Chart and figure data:
☆ ☆ ☆ ☆ ☆
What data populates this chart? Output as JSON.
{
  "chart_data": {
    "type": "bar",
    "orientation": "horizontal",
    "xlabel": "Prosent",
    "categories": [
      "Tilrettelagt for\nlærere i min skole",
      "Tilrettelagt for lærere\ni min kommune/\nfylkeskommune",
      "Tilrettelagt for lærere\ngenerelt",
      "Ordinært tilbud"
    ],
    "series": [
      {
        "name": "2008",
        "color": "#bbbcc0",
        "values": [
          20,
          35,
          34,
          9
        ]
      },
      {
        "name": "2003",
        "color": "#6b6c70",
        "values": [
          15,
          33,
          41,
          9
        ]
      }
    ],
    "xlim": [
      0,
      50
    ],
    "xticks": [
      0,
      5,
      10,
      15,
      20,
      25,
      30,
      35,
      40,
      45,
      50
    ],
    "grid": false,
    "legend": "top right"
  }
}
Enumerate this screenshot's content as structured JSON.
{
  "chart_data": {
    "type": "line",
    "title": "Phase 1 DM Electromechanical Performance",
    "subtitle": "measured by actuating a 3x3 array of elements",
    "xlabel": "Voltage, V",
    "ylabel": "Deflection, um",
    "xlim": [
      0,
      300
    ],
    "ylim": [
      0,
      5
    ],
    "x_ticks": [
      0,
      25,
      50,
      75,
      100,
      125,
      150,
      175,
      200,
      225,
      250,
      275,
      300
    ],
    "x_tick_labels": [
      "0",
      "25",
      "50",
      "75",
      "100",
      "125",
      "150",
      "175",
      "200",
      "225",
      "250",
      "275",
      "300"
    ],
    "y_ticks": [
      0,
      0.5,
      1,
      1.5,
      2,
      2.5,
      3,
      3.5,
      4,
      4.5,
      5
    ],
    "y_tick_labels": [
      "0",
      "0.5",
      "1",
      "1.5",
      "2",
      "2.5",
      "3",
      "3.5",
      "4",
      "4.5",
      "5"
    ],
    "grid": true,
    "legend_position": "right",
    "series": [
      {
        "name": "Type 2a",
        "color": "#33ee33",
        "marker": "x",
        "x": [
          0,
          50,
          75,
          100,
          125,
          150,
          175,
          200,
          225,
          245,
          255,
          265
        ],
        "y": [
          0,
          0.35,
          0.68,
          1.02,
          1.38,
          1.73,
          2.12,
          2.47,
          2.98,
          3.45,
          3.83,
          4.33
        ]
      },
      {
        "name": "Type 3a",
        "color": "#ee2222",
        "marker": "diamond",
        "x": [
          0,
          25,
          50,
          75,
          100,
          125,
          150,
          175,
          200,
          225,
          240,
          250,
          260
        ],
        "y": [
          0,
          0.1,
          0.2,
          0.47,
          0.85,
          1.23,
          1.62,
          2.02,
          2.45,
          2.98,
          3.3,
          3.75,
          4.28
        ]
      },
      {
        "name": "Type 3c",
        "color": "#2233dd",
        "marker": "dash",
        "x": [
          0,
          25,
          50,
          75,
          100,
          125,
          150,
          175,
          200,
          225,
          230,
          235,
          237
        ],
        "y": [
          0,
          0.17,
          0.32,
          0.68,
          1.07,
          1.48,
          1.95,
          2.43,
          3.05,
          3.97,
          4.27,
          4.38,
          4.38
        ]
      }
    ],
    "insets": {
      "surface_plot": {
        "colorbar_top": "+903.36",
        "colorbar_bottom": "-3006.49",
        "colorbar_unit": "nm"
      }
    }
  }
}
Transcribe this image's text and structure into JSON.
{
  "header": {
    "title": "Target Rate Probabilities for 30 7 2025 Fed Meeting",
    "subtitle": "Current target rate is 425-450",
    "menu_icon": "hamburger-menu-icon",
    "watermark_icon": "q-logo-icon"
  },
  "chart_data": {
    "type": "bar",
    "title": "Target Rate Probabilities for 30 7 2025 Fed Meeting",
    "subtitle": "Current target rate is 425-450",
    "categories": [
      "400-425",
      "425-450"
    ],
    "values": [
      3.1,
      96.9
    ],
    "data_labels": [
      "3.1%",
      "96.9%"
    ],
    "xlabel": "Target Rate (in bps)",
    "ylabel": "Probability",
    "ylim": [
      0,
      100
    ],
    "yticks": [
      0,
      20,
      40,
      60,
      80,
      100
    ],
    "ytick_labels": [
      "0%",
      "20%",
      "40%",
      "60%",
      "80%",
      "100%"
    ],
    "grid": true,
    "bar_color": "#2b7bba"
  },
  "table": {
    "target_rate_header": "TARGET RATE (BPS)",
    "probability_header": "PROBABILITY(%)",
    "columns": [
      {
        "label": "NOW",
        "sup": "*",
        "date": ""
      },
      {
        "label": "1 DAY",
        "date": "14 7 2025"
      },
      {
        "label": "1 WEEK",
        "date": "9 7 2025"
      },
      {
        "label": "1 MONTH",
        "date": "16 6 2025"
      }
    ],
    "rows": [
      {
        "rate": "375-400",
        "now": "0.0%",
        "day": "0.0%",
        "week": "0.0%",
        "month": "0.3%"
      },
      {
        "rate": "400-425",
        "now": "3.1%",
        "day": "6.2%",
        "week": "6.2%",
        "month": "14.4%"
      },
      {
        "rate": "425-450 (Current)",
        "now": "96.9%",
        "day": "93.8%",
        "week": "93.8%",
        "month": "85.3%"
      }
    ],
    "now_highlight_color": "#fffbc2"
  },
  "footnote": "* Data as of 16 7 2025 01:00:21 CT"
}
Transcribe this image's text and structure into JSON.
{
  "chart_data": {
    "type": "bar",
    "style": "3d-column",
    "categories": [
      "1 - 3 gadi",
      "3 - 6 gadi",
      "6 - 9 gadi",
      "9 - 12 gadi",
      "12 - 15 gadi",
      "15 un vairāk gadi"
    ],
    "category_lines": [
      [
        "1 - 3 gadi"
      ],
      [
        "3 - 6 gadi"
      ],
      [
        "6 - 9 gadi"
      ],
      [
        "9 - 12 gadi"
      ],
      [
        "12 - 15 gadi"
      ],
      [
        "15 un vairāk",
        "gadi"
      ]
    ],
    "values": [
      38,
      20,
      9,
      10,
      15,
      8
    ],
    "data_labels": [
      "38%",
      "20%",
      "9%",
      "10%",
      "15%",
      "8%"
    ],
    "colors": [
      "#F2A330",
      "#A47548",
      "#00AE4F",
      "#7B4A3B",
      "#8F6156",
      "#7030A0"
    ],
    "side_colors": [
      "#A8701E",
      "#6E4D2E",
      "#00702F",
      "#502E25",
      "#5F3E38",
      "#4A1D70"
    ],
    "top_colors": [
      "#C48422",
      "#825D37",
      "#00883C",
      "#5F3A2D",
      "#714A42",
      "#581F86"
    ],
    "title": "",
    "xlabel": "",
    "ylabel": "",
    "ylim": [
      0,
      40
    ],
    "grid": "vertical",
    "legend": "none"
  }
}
☆ ☆ ☆ ☆ ☆
WHAT TO PRODUCE
Return each line that includes "gadi".

RESPONSE
      "1 - 3 gadi",
      "3 - 6 gadi",
      "6 - 9 gadi",
      "9 - 12 gadi",
      "12 - 15 gadi",
      "15 un vairāk gadi"
        "1 - 3 gadi"
        "3 - 6 gadi"
        "6 - 9 gadi"
        "9 - 12 gadi"
        "12 - 15 gadi"
        "gadi"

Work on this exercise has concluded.